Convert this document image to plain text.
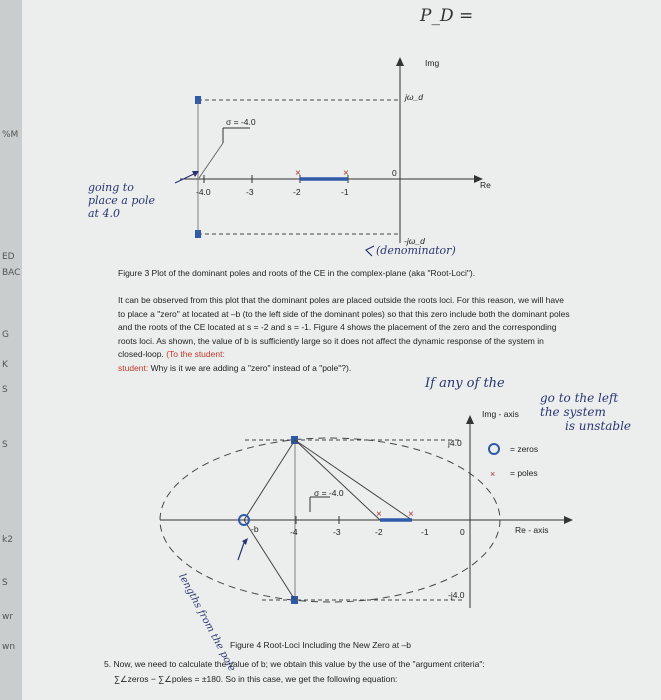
%M
ED
BAC
G
K
S
S
k2
S
wr
wn
P_D =
×	×
Img
Re
jω_d
-jω_d
σ = -4.0
-4.0	-3	-2	-1
0
going to
place a pole
at 4.0
(denominator)
Figure 3 Plot of the dominant poles and roots of the CE in the complex-plane (aka "Root-Loci").

It can be observed from this plot that the dominant poles are placed outside the roots loci. For this reason, we will have to place a "zero" at located at –b (to the left side of the dominant poles) so that this zero include both the dominant poles and the roots of the CE located at s = -2 and s = -1. Figure 4 shows the placement of the zero and the corresponding roots loci. As shown, the value of b is sufficiently large so it does not affect the dynamic response of the system in closed-loop. (To the student:
student: Why is it we are adding a "zero" instead of a "pole"?).

If any of the
go to the left
the system
is unstable
×	×
×
Img - axis
Re - axis
j4.0
-j4.0
σ = -4.0
= zeros
= poles
-b	-4	-3	-2	-1	0
lengths from the pole
Figure 4 Root-Loci Including the New Zero at –b
5. Now, we need to calculate the value of b; we obtain this value by the use of the "argument criteria":
∑∠zeros − ∑∠poles = ±180. So in this case, we get the following equation:
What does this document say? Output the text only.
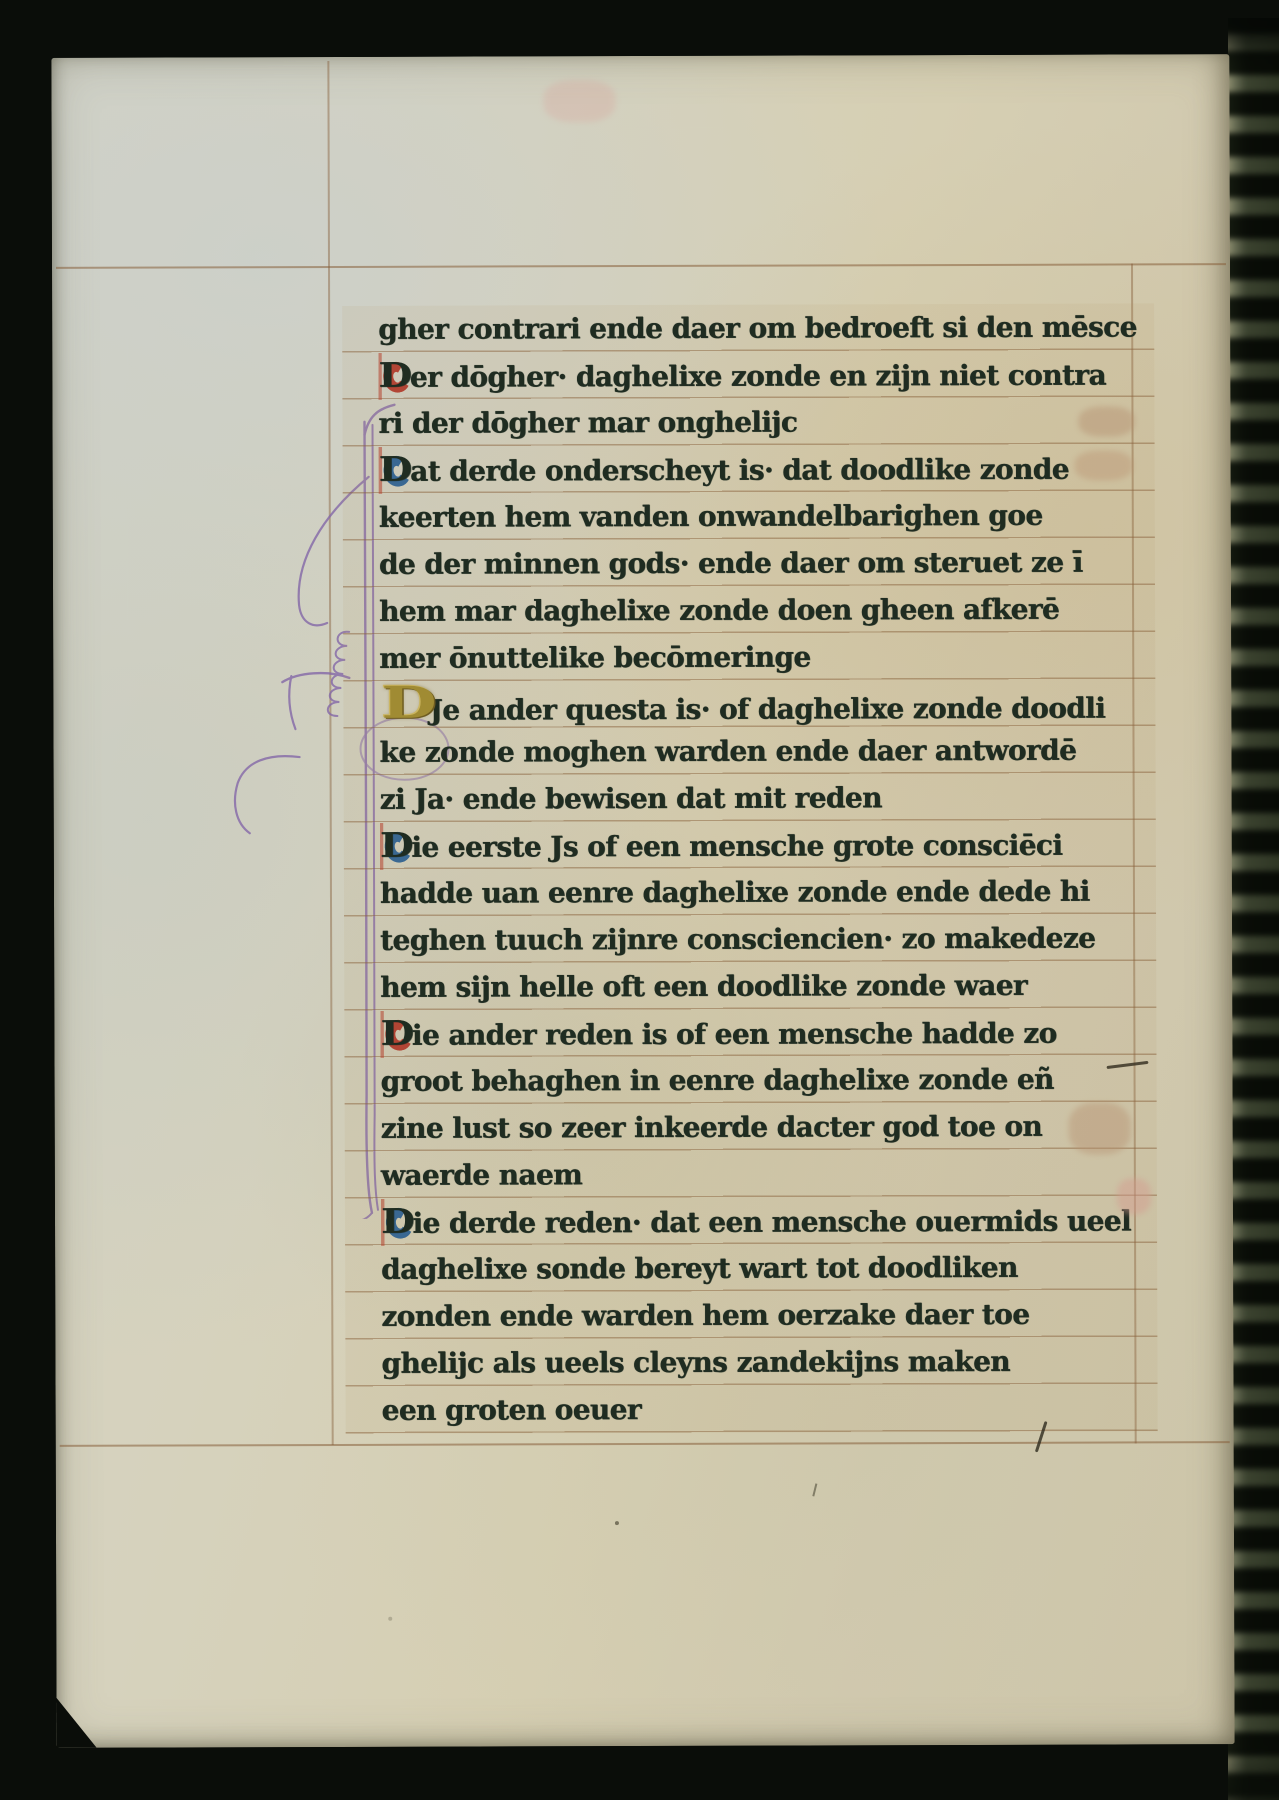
gher contrari ende daer om bedroeft si den mēsce
Der dōgher· daghelixe zonde en zijn niet contra
ri der dōgher mar onghelijc
Dat derde onderscheyt is· dat doodlike zonde
keerten hem vanden onwandelbarighen goe
de der minnen gods· ende daer om steruet ze ī
hem mar daghelixe zonde doen gheen afkerē
mer ōnuttelike becōmeringe
DJe ander questa is· of daghelixe zonde doodli
ke zonde moghen warden ende daer antwordē
zi Ja· ende bewisen dat mit reden
Die eerste Js of een mensche grote consciēci
hadde uan eenre daghelixe zonde ende dede hi
teghen tuuch zijnre consciencien· zo makedeze
hem sijn helle oft een doodlike zonde waer
Die ander reden is of een mensche hadde zo
groot behaghen in eenre daghelixe zonde eñ
zine lust so zeer inkeerde dacter god toe on
waerde naem
Die derde reden· dat een mensche ouermids ueel
daghelixe sonde bereyt wart tot doodliken
zonden ende warden hem oerzake daer toe
ghelijc als ueels cleyns zandekijns maken
een groten oeuer
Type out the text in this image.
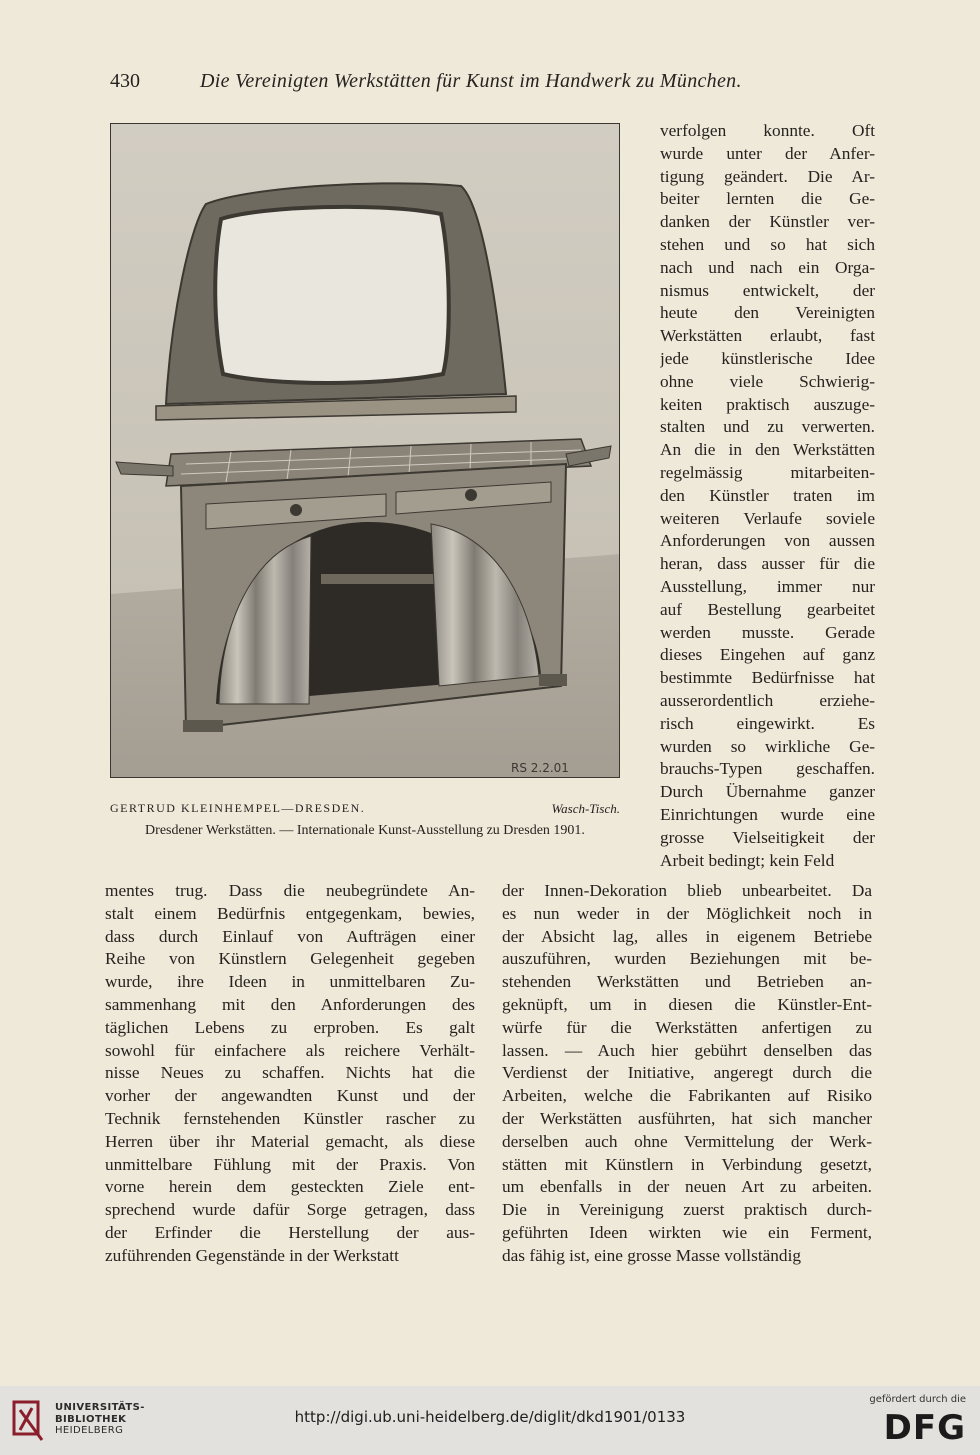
430	Die Vereinigten Werkstätten für Kunst im Handwerk zu München.
RS 2.2.01
GERTRUD KLEINHEMPEL—DRESDEN.	Wasch-Tisch.
Dresdener Werkstätten. — Internationale Kunst-Ausstellung zu Dresden 1901.
verfolgen konnte. Oft
wurde unter der Anfer-
tigung geändert. Die Ar-
beiter lernten die Ge-
danken der Künstler ver-
stehen und so hat sich
nach und nach ein Orga-
nismus entwickelt, der
heute den Vereinigten
Werkstätten erlaubt, fast
jede künstlerische Idee
ohne viele Schwierig-
keiten praktisch auszuge-
stalten und zu verwerten.
An die in den Werkstätten
regelmässig mitarbeiten-
den Künstler traten im
weiteren Verlaufe soviele
Anforderungen von aussen
heran, dass ausser für die
Ausstellung, immer nur
auf Bestellung gearbeitet
werden musste. Gerade
dieses Eingehen auf ganz
bestimmte Bedürfnisse hat
ausserordentlich erziehe-
risch eingewirkt. Es
wurden so wirkliche Ge-
brauchs-Typen geschaffen.
Durch Übernahme ganzer
Einrichtungen wurde eine
grosse Vielseitigkeit der
Arbeit bedingt; kein Feld
mentes trug. Dass die neubegründete An-
stalt einem Bedürfnis entgegenkam, bewies,
dass durch Einlauf von Aufträgen einer
Reihe von Künstlern Gelegenheit gegeben
wurde, ihre Ideen in unmittelbaren Zu-
sammenhang mit den Anforderungen des
täglichen Lebens zu erproben. Es galt
sowohl für einfachere als reichere Verhält-
nisse Neues zu schaffen. Nichts hat die
vorher der angewandten Kunst und der
Technik fernstehenden Künstler rascher zu
Herren über ihr Material gemacht, als diese
unmittelbare Fühlung mit der Praxis. Von
vorne herein dem gesteckten Ziele ent-
sprechend wurde dafür Sorge getragen, dass
der Erfinder die Herstellung der aus-
zuführenden Gegenstände in der Werkstatt
der Innen-Dekoration blieb unbearbeitet. Da
es nun weder in der Möglichkeit noch in
der Absicht lag, alles in eigenem Betriebe
auszuführen, wurden Beziehungen mit be-
stehenden Werkstätten und Betrieben an-
geknüpft, um in diesen die Künstler-Ent-
würfe für die Werkstätten anfertigen zu
lassen. — Auch hier gebührt denselben das
Verdienst der Initiative, angeregt durch die
Arbeiten, welche die Fabrikanten auf Risiko
der Werkstätten ausführten, hat sich mancher
derselben auch ohne Vermittelung der Werk-
stätten mit Künstlern in Verbindung gesetzt,
um ebenfalls in der neuen Art zu arbeiten.
Die in Vereinigung zuerst praktisch durch-
geführten Ideen wirkten wie ein Ferment,
das fähig ist, eine grosse Masse vollständig
UNIVERSITÄTS-
BIBLIOTHEK
HEIDELBERG
http://digi.ub.uni-heidelberg.de/diglit/dkd1901/0133
gefördert durch die
DFG
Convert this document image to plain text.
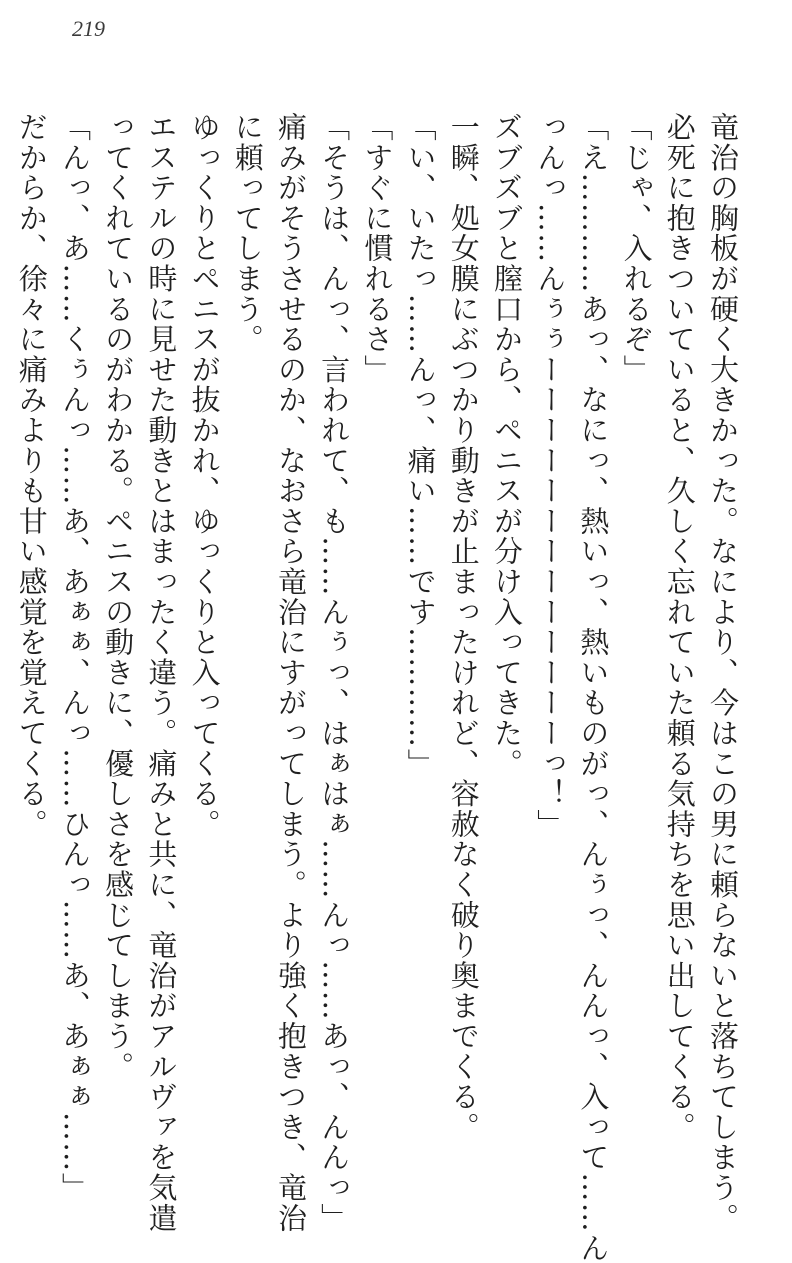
219
竜治の胸板が硬く大きかった。なにより、今はこの男に頼らないと落ちてしまう。
必死に抱きついていると、久しく忘れていた頼る気持ちを思い出してくる。
「じゃ、入れるぞ」
「え…………あっ、なにっ、熱いっ、熱いものがっ、んぅっ、んんっ、入って……ん
っんっ……んぅぅーーーーーーーーーーーーーっ！」
ズブズブと膣口から、ペニスが分け入ってきた。
一瞬、処女膜にぶつかり動きが止まったけれど、容赦なく破り奥までくる。
「い、いたっ……んっ、痛い……です…………」
「すぐに慣れるさ」
「そうは、んっ、言われて、も……んぅっ、はぁはぁ……んっ……あっ、んんっ」
痛みがそうさせるのか、なおさら竜治にすがってしまう。より強く抱きつき、竜治
に頼ってしまう。
ゆっくりとペニスが抜かれ、ゆっくりと入ってくる。
エステルの時に見せた動きとはまったく違う。痛みと共に、竜治がアルヴァを気遣
ってくれているのがわかる。ペニスの動きに、優しさを感じてしまう。
「んっ、あ……くぅんっ……あ、あぁぁ、んっ……ひんっ……あ、あぁぁ……」
だからか、徐々に痛みよりも甘い感覚を覚えてくる。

__________

Your objective: Output the data exactly. Pictures don't belong in the result.

Solution to this exercise:
Convert this document image to plain text.
%M
ED
BAC
G
K
S
S
k2
S
wr
wn
P_D =
×	×
Img
Re
jω_d
-jω_d
σ = -4.0
-4.0	-3	-2	-1
0
going to
place a pole
at 4.0
(denominator)
Figure 3 Plot of the dominant poles and roots of the CE in the complex-plane (aka "Root-Loci").

It can be observed from this plot that the dominant poles are placed outside the roots loci. For this reason, we will have to place a "zero" at located at –b (to the left side of the dominant poles) so that this zero include both the dominant poles and the roots of the CE located at s = -2 and s = -1. Figure 4 shows the placement of the zero and the corresponding roots loci. As shown, the value of b is sufficiently large so it does not affect the dynamic response of the system in closed-loop. (To the student:
student: Why is it we are adding a "zero" instead of a "pole"?).

If any of the
go to the left
the system
is unstable
×	×
×
Img - axis
Re - axis
j4.0
-j4.0
σ = -4.0
= zeros
= poles
-b	-4	-3	-2	-1	0
lengths from the pole
Figure 4 Root-Loci Including the New Zero at –b
5. Now, we need to calculate the value of b; we obtain this value by the use of the "argument criteria":
∑∠zeros − ∑∠poles = ±180. So in this case, we get the following equation:
What does this document say? Output the text only.
gher contrari ende daer om bedroeft si den mēsce
Der dōgher· daghelixe zonde en zijn niet contra
ri der dōgher mar onghelijc
Dat derde onderscheyt is· dat doodlike zonde
keerten hem vanden onwandelbarighen goe
de der minnen gods· ende daer om steruet ze ī
hem mar daghelixe zonde doen gheen afkerē
mer ōnuttelike becōmeringe
DJe ander questa is· of daghelixe zonde doodli
ke zonde moghen warden ende daer antwordē
zi Ja· ende bewisen dat mit reden
Die eerste Js of een mensche grote consciēci
hadde uan eenre daghelixe zonde ende dede hi
teghen tuuch zijnre consciencien· zo makedeze
hem sijn helle oft een doodlike zonde waer
Die ander reden is of een mensche hadde zo
groot behaghen in eenre daghelixe zonde eñ
zine lust so zeer inkeerde dacter god toe on
waerde naem
Die derde reden· dat een mensche ouermids ueel
daghelixe sonde bereyt wart tot doodliken
zonden ende warden hem oerzake daer toe
ghelijc als ueels cleyns zandekijns maken
een groten oeuer
Type out the text in this image.
430	Die Vereinigten Werkstätten für Kunst im Handwerk zu München.
RS 2.2.01
GERTRUD KLEINHEMPEL—DRESDEN.	Wasch-Tisch.
Dresdener Werkstätten. — Internationale Kunst-Ausstellung zu Dresden 1901.
verfolgen konnte. Oft
wurde unter der Anfer-
tigung geändert. Die Ar-
beiter lernten die Ge-
danken der Künstler ver-
stehen und so hat sich
nach und nach ein Orga-
nismus entwickelt, der
heute den Vereinigten
Werkstätten erlaubt, fast
jede künstlerische Idee
ohne viele Schwierig-
keiten praktisch auszuge-
stalten und zu verwerten.
An die in den Werkstätten
regelmässig mitarbeiten-
den Künstler traten im
weiteren Verlaufe soviele
Anforderungen von aussen
heran, dass ausser für die
Ausstellung, immer nur
auf Bestellung gearbeitet
werden musste. Gerade
dieses Eingehen auf ganz
bestimmte Bedürfnisse hat
ausserordentlich erziehe-
risch eingewirkt. Es
wurden so wirkliche Ge-
brauchs-Typen geschaffen.
Durch Übernahme ganzer
Einrichtungen wurde eine
grosse Vielseitigkeit der
Arbeit bedingt; kein Feld
mentes trug. Dass die neubegründete An-
stalt einem Bedürfnis entgegenkam, bewies,
dass durch Einlauf von Aufträgen einer
Reihe von Künstlern Gelegenheit gegeben
wurde, ihre Ideen in unmittelbaren Zu-
sammenhang mit den Anforderungen des
täglichen Lebens zu erproben. Es galt
sowohl für einfachere als reichere Verhält-
nisse Neues zu schaffen. Nichts hat die
vorher der angewandten Kunst und der
Technik fernstehenden Künstler rascher zu
Herren über ihr Material gemacht, als diese
unmittelbare Fühlung mit der Praxis. Von
vorne herein dem gesteckten Ziele ent-
sprechend wurde dafür Sorge getragen, dass
der Erfinder die Herstellung der aus-
zuführenden Gegenstände in der Werkstatt
der Innen-Dekoration blieb unbearbeitet. Da
es nun weder in der Möglichkeit noch in
der Absicht lag, alles in eigenem Betriebe
auszuführen, wurden Beziehungen mit be-
stehenden Werkstätten und Betrieben an-
geknüpft, um in diesen die Künstler-Ent-
würfe für die Werkstätten anfertigen zu
lassen. — Auch hier gebührt denselben das
Verdienst der Initiative, angeregt durch die
Arbeiten, welche die Fabrikanten auf Risiko
der Werkstätten ausführten, hat sich mancher
derselben auch ohne Vermittelung der Werk-
stätten mit Künstlern in Verbindung gesetzt,
um ebenfalls in der neuen Art zu arbeiten.
Die in Vereinigung zuerst praktisch durch-
geführten Ideen wirkten wie ein Ferment,
das fähig ist, eine grosse Masse vollständig
UNIVERSITÄTS-
BIBLIOTHEK
HEIDELBERG
http://digi.ub.uni-heidelberg.de/diglit/dkd1901/0133
gefördert durch die
DFG
Convert this document image to plain text.
219
竜治の胸板が硬く大きかった。なにより、今はこの男に頼らないと落ちてしまう。
必死に抱きついていると、久しく忘れていた頼る気持ちを思い出してくる。
「じゃ、入れるぞ」
「え…………あっ、なにっ、熱いっ、熱いものがっ、んぅっ、んんっ、入って……ん
っんっ……んぅぅーーーーーーーーーーーーーっ！」
ズブズブと膣口から、ペニスが分け入ってきた。
一瞬、処女膜にぶつかり動きが止まったけれど、容赦なく破り奥までくる。
「い、いたっ……んっ、痛い……です…………」
「すぐに慣れるさ」
「そうは、んっ、言われて、も……んぅっ、はぁはぁ……んっ……あっ、んんっ」
痛みがそうさせるのか、なおさら竜治にすがってしまう。より強く抱きつき、竜治
に頼ってしまう。
ゆっくりとペニスが抜かれ、ゆっくりと入ってくる。
エステルの時に見せた動きとはまったく違う。痛みと共に、竜治がアルヴァを気遣
ってくれているのがわかる。ペニスの動きに、優しさを感じてしまう。
「んっ、あ……くぅんっ……あ、あぁぁ、んっ……ひんっ……あ、あぁぁ……」
だからか、徐々に痛みよりも甘い感覚を覚えてくる。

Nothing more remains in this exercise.